TASK DETAILS — What you return should match every record exactly, with the images removed.

PROVIDED DATA —
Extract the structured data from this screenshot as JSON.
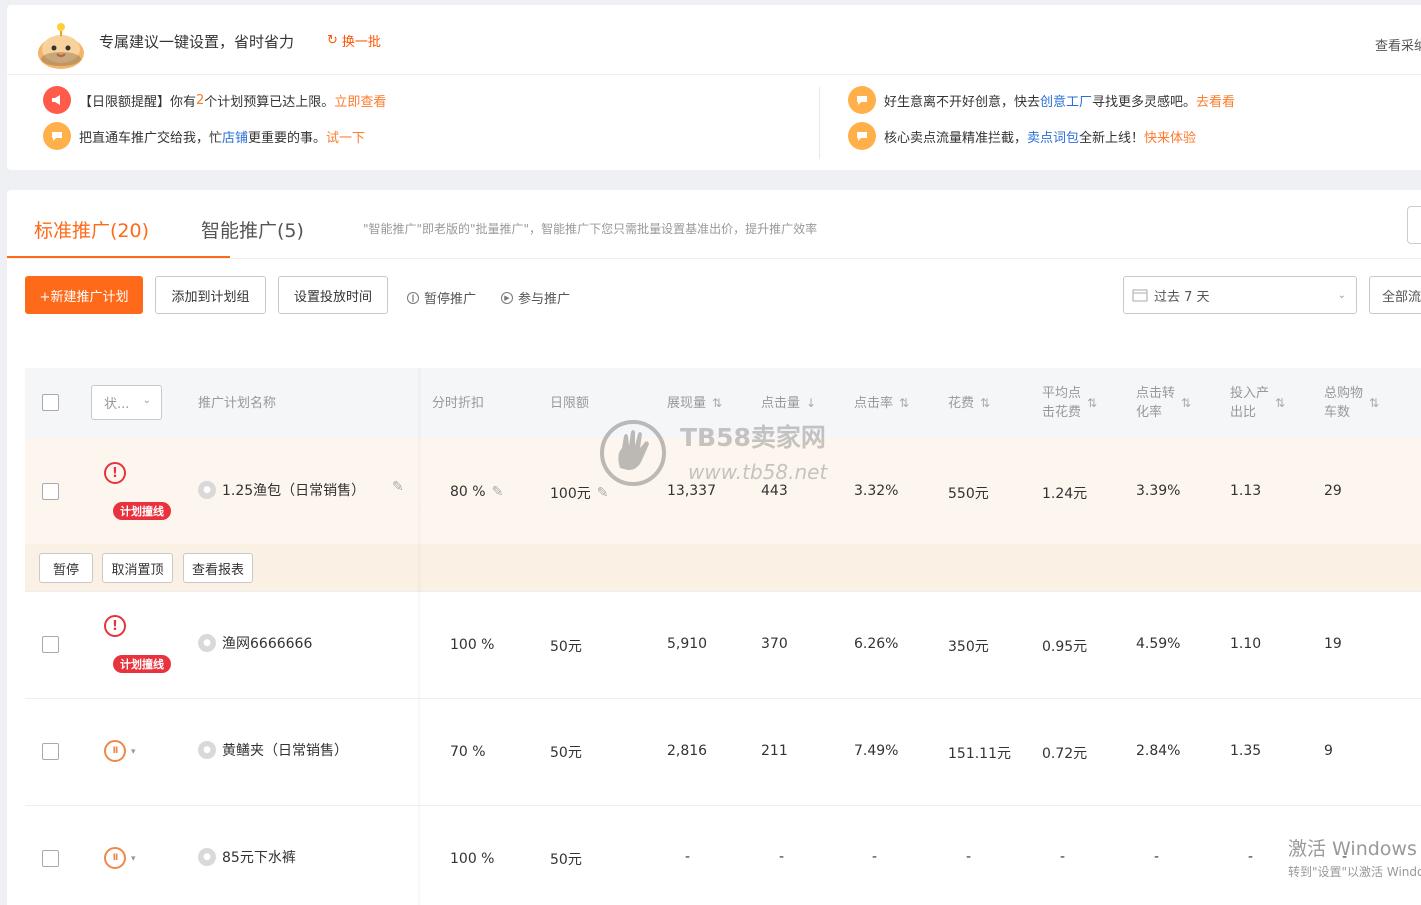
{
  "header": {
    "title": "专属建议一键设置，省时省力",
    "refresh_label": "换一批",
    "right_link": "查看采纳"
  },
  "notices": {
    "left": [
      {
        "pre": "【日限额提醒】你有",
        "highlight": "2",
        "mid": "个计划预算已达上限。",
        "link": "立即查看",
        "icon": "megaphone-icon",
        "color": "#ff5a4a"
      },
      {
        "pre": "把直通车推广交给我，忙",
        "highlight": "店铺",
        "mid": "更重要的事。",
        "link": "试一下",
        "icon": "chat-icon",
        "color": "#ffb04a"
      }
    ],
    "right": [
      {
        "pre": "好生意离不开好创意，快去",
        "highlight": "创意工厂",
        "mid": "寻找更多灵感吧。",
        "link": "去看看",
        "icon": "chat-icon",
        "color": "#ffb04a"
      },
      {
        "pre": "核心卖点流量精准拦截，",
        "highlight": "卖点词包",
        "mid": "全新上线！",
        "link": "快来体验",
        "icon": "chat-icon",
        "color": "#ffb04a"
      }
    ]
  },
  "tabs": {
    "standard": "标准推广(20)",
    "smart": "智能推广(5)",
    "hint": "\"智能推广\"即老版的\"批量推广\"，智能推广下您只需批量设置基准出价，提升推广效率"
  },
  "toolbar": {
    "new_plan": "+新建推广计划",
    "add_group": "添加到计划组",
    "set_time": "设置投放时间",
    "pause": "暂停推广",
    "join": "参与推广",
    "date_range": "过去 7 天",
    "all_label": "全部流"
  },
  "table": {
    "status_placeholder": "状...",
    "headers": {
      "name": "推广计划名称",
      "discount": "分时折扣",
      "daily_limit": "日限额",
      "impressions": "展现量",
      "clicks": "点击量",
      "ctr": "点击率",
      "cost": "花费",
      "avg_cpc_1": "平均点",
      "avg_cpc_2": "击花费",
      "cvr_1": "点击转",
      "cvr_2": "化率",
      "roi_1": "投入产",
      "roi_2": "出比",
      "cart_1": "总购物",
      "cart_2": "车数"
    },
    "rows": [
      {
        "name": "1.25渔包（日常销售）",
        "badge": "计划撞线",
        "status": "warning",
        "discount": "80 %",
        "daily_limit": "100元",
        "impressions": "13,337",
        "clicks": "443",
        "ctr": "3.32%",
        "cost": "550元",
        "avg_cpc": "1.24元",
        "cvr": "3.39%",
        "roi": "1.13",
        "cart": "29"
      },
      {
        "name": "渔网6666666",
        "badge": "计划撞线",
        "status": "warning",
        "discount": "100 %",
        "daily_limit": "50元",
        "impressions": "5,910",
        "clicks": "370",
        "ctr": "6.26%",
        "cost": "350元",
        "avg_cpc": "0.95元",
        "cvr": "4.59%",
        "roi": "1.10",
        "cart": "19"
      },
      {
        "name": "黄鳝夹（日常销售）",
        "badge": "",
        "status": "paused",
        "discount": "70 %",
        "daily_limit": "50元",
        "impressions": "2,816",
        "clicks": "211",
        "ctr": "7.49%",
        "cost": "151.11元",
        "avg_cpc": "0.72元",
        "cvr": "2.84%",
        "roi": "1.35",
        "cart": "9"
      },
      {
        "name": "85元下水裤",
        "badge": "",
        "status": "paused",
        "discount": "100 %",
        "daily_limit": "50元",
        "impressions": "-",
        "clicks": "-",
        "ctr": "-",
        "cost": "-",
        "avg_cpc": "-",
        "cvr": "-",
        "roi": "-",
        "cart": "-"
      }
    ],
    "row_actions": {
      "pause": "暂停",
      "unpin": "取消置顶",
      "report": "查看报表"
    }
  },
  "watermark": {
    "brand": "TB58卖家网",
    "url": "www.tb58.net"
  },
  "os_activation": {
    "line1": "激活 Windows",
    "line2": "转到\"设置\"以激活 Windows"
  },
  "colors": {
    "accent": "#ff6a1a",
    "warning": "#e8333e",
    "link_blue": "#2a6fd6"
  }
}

EXERCISE ANSWER —
Extract the structured data from this screenshot as JSON.
{
  "header": {
    "title": "专属建议一键设置，省时省力",
    "refresh_label": "换一批",
    "right_link": "查看采纳"
  },
  "notices": {
    "left": [
      {
        "pre": "【日限额提醒】你有",
        "highlight": "2",
        "mid": "个计划预算已达上限。",
        "link": "立即查看",
        "icon": "megaphone-icon",
        "color": "#ff5a4a"
      },
      {
        "pre": "把直通车推广交给我，忙",
        "highlight": "店铺",
        "mid": "更重要的事。",
        "link": "试一下",
        "icon": "chat-icon",
        "color": "#ffb04a"
      }
    ],
    "right": [
      {
        "pre": "好生意离不开好创意，快去",
        "highlight": "创意工厂",
        "mid": "寻找更多灵感吧。",
        "link": "去看看",
        "icon": "chat-icon",
        "color": "#ffb04a"
      },
      {
        "pre": "核心卖点流量精准拦截，",
        "highlight": "卖点词包",
        "mid": "全新上线！",
        "link": "快来体验",
        "icon": "chat-icon",
        "color": "#ffb04a"
      }
    ]
  },
  "tabs": {
    "standard": "标准推广(20)",
    "smart": "智能推广(5)",
    "hint": "\"智能推广\"即老版的\"批量推广\"，智能推广下您只需批量设置基准出价，提升推广效率"
  },
  "toolbar": {
    "new_plan": "+新建推广计划",
    "add_group": "添加到计划组",
    "set_time": "设置投放时间",
    "pause": "暂停推广",
    "join": "参与推广",
    "date_range": "过去 7 天",
    "all_label": "全部流"
  },
  "table": {
    "status_placeholder": "状...",
    "headers": {
      "name": "推广计划名称",
      "discount": "分时折扣",
      "daily_limit": "日限额",
      "impressions": "展现量",
      "clicks": "点击量",
      "ctr": "点击率",
      "cost": "花费",
      "avg_cpc_1": "平均点",
      "avg_cpc_2": "击花费",
      "cvr_1": "点击转",
      "cvr_2": "化率",
      "roi_1": "投入产",
      "roi_2": "出比",
      "cart_1": "总购物",
      "cart_2": "车数"
    },
    "rows": [
      {
        "name": "1.25渔包（日常销售）",
        "badge": "计划撞线",
        "status": "warning",
        "discount": "80 %",
        "daily_limit": "100元",
        "impressions": "13,337",
        "clicks": "443",
        "ctr": "3.32%",
        "cost": "550元",
        "avg_cpc": "1.24元",
        "cvr": "3.39%",
        "roi": "1.13",
        "cart": "29"
      },
      {
        "name": "渔网6666666",
        "badge": "计划撞线",
        "status": "warning",
        "discount": "100 %",
        "daily_limit": "50元",
        "impressions": "5,910",
        "clicks": "370",
        "ctr": "6.26%",
        "cost": "350元",
        "avg_cpc": "0.95元",
        "cvr": "4.59%",
        "roi": "1.10",
        "cart": "19"
      },
      {
        "name": "黄鳝夹（日常销售）",
        "badge": "",
        "status": "paused",
        "discount": "70 %",
        "daily_limit": "50元",
        "impressions": "2,816",
        "clicks": "211",
        "ctr": "7.49%",
        "cost": "151.11元",
        "avg_cpc": "0.72元",
        "cvr": "2.84%",
        "roi": "1.35",
        "cart": "9"
      },
      {
        "name": "85元下水裤",
        "badge": "",
        "status": "paused",
        "discount": "100 %",
        "daily_limit": "50元",
        "impressions": "-",
        "clicks": "-",
        "ctr": "-",
        "cost": "-",
        "avg_cpc": "-",
        "cvr": "-",
        "roi": "-",
        "cart": "-"
      }
    ],
    "row_actions": {
      "pause": "暂停",
      "unpin": "取消置顶",
      "report": "查看报表"
    }
  },
  "watermark": {
    "brand": "TB58卖家网",
    "url": "www.tb58.net"
  },
  "os_activation": {
    "line1": "激活 Windows",
    "line2": "转到\"设置\"以激活 Windows"
  },
  "colors": {
    "accent": "#ff6a1a",
    "warning": "#e8333e",
    "link_blue": "#2a6fd6"
  }
}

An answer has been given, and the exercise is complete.